Aim: Check each line for the string "color", then give only how many lines have it.

···

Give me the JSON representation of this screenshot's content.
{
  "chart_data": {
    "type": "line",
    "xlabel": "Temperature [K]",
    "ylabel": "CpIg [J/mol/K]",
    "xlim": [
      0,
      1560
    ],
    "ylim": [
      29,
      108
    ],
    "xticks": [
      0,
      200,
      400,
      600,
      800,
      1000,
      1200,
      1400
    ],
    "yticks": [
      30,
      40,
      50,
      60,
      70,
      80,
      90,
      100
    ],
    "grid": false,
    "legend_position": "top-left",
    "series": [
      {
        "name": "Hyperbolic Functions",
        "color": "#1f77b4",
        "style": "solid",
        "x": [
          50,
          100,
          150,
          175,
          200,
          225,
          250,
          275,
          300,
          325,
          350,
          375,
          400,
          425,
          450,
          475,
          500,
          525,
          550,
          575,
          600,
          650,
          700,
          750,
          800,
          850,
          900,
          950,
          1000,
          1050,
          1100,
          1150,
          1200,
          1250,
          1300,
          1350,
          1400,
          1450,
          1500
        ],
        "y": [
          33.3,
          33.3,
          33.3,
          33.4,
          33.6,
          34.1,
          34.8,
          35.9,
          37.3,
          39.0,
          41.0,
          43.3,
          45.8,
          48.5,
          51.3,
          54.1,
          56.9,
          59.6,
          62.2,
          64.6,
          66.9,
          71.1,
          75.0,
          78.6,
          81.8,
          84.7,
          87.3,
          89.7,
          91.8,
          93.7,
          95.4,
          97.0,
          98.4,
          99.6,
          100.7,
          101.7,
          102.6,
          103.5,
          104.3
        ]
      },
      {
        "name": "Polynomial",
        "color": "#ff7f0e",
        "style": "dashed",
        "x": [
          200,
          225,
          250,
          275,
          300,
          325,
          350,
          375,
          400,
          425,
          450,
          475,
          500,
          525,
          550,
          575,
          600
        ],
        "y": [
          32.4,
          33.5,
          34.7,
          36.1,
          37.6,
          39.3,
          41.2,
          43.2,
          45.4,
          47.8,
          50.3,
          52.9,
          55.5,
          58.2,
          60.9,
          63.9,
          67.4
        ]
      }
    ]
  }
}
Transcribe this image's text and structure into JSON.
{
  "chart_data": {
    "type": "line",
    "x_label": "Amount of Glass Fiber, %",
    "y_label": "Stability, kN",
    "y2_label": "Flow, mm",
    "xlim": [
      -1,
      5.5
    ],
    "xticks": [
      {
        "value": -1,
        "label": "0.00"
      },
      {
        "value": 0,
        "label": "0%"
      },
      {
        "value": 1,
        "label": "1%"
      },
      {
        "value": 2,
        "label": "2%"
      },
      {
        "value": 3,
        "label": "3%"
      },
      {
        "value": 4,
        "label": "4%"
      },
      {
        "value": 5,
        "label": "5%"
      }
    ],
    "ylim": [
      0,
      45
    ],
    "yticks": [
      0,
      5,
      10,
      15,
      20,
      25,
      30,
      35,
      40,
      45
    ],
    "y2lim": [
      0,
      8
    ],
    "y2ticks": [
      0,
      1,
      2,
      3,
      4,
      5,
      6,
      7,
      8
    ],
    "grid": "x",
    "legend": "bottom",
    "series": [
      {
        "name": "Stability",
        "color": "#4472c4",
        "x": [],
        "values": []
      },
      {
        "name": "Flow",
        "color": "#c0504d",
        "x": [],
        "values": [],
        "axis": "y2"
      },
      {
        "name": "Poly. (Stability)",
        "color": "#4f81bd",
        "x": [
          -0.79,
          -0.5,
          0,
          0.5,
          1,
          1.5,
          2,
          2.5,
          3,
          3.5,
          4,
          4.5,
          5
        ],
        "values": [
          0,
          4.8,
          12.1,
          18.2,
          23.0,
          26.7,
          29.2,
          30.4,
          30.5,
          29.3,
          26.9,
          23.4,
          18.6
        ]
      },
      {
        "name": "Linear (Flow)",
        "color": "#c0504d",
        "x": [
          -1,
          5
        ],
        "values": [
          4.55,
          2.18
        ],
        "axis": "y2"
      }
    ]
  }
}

···

Result of the task: 6